- _Set exercise_: Give the number of lines below that contain "插座高低差为", with no other output.

Collected data:
'''

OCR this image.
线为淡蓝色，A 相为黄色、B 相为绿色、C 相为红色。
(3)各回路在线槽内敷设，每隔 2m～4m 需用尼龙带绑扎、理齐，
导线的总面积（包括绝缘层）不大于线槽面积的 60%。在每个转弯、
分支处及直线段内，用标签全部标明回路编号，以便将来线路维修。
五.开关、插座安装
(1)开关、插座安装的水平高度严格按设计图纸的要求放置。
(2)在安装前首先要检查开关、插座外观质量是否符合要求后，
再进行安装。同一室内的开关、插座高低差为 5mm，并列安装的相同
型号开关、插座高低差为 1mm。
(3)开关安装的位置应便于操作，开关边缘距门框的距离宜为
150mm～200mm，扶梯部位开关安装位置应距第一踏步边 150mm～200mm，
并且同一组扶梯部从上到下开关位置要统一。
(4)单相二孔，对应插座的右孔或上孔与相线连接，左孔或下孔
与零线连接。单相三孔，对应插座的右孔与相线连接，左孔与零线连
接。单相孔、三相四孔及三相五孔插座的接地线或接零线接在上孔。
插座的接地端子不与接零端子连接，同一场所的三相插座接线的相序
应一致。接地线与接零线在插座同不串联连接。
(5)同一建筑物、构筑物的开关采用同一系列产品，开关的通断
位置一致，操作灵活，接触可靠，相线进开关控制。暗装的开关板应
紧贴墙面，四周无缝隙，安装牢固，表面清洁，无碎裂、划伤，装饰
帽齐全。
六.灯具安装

'''

- _Expected answer_: 2